▶ What the task requires
Scan the records for the word "title". Return each line where it is found.

[Records for the task]

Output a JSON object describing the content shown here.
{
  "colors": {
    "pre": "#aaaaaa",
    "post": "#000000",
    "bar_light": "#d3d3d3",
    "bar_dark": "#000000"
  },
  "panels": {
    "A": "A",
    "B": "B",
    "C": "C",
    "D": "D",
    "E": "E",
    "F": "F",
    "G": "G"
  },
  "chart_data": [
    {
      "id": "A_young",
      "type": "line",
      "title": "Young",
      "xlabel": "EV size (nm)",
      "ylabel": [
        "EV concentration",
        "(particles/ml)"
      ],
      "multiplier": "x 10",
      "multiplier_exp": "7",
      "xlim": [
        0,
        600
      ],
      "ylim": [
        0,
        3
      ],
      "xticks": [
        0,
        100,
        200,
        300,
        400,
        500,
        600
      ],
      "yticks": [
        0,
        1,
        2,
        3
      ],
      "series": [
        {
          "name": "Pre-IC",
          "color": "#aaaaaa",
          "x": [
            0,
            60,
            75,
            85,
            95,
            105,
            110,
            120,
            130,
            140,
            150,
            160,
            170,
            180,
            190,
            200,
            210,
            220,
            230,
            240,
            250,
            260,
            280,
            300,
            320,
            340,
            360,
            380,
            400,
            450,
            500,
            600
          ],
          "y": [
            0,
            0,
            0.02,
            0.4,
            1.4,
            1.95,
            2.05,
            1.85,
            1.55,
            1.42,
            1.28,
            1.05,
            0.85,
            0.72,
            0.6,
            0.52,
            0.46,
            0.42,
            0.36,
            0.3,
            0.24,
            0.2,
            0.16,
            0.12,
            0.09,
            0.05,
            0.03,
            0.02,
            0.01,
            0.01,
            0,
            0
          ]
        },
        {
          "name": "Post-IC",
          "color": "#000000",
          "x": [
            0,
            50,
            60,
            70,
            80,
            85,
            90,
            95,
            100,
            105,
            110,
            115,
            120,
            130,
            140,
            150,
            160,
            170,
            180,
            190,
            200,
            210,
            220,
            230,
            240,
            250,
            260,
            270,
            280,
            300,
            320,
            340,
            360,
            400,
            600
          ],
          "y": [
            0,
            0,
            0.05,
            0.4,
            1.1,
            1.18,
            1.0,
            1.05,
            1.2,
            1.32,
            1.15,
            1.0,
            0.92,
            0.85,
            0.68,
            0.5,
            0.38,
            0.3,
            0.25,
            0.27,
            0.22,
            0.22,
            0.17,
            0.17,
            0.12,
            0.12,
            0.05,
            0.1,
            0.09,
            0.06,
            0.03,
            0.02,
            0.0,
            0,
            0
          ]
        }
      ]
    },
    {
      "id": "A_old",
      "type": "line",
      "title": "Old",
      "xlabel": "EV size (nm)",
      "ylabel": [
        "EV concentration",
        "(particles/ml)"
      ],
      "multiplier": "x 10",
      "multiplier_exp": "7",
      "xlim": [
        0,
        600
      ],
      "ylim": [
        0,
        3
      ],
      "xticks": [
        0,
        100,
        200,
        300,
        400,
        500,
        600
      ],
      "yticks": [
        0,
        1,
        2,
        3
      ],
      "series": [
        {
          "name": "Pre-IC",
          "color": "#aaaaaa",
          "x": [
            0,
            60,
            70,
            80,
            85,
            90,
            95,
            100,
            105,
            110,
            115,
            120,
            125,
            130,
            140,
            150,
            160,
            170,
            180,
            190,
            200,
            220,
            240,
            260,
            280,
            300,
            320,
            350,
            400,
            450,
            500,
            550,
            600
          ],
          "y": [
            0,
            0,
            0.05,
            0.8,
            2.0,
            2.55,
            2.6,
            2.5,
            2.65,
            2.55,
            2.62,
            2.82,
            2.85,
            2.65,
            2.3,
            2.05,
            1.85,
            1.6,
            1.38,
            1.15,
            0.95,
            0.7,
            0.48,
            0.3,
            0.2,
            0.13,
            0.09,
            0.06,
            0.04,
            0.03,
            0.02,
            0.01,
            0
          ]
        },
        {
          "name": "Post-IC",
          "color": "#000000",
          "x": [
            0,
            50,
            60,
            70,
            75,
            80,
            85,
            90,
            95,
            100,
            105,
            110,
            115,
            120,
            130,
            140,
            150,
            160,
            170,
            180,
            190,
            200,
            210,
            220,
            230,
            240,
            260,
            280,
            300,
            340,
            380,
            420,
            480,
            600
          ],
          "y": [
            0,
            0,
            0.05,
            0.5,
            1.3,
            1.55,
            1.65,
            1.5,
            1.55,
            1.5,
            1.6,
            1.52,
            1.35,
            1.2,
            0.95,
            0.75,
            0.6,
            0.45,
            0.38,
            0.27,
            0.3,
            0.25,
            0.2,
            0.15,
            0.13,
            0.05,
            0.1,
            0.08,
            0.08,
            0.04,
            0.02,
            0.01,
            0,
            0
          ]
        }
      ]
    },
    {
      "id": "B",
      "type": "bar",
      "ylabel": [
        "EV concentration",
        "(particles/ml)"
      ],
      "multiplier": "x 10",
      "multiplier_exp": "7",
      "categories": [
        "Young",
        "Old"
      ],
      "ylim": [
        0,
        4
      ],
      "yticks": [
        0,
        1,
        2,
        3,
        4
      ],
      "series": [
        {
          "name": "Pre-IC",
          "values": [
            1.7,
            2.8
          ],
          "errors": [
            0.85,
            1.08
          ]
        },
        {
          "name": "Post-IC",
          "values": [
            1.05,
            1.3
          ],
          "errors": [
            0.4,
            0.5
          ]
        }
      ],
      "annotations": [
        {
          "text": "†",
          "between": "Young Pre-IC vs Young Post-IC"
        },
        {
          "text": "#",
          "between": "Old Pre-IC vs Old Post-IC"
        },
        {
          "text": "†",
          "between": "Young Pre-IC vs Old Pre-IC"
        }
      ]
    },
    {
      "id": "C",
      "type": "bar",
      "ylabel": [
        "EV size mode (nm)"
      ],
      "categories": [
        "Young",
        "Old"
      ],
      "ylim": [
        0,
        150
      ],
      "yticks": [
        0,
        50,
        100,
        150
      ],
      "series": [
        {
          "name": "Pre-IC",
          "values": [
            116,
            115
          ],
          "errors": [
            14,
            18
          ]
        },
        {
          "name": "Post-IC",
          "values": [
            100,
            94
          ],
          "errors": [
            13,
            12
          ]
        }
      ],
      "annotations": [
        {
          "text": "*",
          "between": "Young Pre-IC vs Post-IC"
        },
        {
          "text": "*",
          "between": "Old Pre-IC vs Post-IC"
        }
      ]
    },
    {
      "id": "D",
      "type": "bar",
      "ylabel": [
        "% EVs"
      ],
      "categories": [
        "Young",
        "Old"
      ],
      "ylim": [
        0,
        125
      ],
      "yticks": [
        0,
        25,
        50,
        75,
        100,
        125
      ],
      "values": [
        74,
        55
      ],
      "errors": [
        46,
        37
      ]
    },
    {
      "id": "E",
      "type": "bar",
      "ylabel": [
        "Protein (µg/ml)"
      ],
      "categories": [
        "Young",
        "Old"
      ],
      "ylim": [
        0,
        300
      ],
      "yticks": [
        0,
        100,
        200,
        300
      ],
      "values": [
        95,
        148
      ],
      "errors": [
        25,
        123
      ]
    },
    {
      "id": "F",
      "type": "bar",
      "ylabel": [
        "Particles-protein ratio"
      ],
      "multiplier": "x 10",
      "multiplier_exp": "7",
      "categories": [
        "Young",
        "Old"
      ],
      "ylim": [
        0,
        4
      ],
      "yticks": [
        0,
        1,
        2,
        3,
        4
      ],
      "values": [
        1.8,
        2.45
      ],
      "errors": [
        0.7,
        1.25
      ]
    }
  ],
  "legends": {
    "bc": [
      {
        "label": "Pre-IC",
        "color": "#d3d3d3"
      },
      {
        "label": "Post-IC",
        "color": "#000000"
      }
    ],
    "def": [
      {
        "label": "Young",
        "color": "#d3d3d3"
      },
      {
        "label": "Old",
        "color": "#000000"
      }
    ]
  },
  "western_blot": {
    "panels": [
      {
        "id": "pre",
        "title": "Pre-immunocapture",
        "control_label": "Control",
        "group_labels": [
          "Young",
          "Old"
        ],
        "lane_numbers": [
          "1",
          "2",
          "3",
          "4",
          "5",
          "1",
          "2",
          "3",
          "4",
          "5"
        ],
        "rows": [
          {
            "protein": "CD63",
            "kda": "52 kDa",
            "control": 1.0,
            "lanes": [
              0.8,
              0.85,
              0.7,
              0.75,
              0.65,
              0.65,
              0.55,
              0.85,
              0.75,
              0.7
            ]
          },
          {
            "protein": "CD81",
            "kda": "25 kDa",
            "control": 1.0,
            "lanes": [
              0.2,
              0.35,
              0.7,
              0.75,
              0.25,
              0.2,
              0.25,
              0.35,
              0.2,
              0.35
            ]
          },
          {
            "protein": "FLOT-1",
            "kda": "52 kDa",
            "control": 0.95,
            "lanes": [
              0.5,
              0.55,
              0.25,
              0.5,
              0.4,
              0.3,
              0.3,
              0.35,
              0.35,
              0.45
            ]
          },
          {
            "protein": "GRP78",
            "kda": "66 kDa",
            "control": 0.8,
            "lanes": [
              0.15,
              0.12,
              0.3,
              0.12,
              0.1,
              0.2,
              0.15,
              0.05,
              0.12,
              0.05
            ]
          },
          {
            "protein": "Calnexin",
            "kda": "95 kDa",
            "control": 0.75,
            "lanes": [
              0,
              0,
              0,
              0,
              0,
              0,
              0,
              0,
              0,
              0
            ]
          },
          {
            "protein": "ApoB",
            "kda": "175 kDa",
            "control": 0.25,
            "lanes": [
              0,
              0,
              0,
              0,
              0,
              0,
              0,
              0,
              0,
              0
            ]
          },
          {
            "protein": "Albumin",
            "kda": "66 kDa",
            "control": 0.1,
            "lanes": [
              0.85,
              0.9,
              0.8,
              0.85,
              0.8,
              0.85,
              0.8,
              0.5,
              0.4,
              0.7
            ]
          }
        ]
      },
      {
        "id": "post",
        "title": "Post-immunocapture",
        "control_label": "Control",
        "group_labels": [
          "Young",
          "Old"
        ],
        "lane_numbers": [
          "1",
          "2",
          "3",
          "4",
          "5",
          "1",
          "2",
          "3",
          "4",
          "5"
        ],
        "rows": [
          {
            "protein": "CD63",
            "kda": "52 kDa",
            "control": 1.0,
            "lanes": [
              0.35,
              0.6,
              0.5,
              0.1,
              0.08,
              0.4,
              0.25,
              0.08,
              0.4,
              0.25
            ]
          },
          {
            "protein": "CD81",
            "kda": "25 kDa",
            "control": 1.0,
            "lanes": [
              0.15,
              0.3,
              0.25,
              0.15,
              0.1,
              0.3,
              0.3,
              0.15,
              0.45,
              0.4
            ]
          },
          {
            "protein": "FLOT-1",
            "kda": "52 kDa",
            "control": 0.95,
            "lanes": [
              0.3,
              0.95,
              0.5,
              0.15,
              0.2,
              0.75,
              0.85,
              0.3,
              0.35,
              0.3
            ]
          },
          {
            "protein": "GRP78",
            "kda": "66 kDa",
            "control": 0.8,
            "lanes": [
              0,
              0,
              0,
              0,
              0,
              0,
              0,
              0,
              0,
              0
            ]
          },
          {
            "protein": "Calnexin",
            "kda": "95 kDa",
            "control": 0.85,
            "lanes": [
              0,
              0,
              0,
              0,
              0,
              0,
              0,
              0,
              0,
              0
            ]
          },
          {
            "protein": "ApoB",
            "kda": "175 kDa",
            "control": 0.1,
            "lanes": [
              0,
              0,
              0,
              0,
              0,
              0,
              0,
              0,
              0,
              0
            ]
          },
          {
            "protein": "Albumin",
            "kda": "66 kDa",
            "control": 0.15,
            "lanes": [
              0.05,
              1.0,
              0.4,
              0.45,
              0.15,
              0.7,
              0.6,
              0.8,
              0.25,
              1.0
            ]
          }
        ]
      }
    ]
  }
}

[/Records for the task]

▶ Expected answer
      "title": "Young",
      "title": "Old",
        "title": "Pre-immunocapture",
        "title": "Post-immunocapture",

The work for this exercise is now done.